(Chart and figure data)
|---|
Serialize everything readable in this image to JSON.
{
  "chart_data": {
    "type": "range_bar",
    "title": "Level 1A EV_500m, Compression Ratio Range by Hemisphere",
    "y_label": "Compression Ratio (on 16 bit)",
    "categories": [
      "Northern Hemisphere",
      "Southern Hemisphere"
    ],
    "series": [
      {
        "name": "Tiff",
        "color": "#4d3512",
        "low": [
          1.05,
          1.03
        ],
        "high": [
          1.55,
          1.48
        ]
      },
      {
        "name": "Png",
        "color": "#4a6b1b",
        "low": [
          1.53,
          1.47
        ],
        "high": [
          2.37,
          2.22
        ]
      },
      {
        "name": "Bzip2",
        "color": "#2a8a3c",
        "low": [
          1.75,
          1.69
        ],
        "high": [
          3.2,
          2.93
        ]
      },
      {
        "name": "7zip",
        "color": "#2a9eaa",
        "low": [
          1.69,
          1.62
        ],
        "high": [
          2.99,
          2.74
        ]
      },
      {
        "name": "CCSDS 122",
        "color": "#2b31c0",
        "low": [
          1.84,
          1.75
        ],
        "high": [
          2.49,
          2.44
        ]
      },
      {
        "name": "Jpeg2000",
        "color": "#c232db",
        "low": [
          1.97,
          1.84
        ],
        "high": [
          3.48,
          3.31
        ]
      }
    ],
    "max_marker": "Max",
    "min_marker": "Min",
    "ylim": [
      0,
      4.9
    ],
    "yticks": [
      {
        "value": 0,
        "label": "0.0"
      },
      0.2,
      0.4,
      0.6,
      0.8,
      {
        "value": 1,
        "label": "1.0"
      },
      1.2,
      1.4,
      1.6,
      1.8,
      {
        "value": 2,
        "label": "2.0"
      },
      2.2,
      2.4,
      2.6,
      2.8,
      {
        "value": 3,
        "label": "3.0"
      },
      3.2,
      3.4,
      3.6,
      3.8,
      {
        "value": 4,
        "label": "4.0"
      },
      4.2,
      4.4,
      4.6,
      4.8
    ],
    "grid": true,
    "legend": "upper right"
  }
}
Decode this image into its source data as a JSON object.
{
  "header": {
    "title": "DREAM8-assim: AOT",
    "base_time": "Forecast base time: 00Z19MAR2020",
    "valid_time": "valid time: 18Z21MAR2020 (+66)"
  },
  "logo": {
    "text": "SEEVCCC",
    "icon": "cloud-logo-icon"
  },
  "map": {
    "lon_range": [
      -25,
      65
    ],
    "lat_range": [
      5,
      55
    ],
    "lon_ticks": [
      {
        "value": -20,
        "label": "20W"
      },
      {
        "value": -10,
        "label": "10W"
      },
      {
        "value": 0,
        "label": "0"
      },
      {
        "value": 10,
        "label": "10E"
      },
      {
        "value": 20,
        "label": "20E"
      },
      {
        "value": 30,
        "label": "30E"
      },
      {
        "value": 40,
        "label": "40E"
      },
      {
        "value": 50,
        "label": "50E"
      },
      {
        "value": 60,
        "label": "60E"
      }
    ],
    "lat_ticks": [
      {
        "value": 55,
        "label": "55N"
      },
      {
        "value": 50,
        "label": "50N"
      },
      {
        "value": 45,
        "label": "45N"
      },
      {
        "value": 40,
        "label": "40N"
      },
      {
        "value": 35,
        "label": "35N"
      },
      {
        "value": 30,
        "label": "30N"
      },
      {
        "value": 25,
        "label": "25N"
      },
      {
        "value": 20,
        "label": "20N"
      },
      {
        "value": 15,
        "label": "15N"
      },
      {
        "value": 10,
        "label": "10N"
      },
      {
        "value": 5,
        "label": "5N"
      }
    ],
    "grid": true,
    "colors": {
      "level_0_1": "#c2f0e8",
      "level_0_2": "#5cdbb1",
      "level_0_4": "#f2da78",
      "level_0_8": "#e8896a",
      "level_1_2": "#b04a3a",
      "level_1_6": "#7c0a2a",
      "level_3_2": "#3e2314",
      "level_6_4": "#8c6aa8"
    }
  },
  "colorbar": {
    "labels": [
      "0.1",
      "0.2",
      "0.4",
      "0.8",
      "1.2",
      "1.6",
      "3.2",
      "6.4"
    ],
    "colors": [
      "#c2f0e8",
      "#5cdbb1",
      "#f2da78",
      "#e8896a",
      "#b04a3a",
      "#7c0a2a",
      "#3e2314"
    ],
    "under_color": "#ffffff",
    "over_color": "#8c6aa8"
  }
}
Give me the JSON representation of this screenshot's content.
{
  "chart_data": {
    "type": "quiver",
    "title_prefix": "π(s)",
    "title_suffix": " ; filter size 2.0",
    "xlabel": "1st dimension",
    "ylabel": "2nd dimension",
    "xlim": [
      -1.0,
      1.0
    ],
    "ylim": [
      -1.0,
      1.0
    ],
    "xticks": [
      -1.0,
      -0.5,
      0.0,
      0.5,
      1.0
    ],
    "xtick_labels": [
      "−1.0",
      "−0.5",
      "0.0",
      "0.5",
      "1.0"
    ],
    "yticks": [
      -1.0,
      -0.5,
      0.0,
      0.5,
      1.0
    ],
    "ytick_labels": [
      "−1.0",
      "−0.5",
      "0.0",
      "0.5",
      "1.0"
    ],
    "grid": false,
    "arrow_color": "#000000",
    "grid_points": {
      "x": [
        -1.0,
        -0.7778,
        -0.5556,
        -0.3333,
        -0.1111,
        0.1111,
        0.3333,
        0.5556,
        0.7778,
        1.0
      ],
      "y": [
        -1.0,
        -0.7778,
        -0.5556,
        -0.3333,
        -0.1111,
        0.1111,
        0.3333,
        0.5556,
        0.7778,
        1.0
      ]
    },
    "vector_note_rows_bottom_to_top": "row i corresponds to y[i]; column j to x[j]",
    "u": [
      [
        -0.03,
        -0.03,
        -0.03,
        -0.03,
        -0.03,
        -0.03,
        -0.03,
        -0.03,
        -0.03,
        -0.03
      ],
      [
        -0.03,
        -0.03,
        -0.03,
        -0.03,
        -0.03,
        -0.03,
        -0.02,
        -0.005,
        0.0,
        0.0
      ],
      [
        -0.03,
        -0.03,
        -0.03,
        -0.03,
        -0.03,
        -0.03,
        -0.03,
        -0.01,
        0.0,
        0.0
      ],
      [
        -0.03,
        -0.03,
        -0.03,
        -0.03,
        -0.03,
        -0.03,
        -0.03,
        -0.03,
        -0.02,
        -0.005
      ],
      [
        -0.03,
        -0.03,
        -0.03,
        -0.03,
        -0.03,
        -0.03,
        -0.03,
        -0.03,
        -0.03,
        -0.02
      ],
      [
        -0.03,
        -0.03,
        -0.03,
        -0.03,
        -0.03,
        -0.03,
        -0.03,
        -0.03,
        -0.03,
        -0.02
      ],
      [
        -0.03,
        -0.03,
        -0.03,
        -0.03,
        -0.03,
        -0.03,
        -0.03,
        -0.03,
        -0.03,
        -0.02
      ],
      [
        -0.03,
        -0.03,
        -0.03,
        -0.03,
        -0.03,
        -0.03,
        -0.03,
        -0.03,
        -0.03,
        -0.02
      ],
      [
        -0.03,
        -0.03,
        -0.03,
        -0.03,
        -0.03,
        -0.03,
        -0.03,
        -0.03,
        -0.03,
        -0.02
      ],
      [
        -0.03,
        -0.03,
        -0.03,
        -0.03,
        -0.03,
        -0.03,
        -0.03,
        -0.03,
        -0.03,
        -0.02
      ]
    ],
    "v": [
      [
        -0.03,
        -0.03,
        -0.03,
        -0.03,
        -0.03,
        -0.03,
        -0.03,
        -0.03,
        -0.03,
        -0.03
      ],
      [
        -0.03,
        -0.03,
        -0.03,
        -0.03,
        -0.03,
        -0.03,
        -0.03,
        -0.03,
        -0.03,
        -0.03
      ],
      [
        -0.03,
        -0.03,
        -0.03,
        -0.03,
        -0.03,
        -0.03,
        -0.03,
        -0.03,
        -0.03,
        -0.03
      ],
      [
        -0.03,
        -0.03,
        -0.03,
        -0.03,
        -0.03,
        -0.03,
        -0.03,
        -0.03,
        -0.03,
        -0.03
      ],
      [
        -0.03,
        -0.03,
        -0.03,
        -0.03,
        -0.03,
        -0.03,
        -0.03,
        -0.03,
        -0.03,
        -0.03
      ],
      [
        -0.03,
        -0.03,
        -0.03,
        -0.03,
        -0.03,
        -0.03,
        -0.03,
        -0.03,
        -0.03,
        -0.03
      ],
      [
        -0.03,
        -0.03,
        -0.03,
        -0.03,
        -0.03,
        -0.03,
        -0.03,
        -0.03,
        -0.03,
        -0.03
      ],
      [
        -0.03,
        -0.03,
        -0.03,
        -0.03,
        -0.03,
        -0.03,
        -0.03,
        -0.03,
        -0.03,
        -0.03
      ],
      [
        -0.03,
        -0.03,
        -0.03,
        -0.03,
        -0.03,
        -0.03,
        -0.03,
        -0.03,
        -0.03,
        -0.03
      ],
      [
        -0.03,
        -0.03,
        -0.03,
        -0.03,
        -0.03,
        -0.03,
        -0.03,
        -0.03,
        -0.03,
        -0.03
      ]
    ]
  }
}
|---|
__Description of the task__.
In the listing above, how many lines include the word "JSON"? Answer with the number and nothing more.

__Exercise response__.
3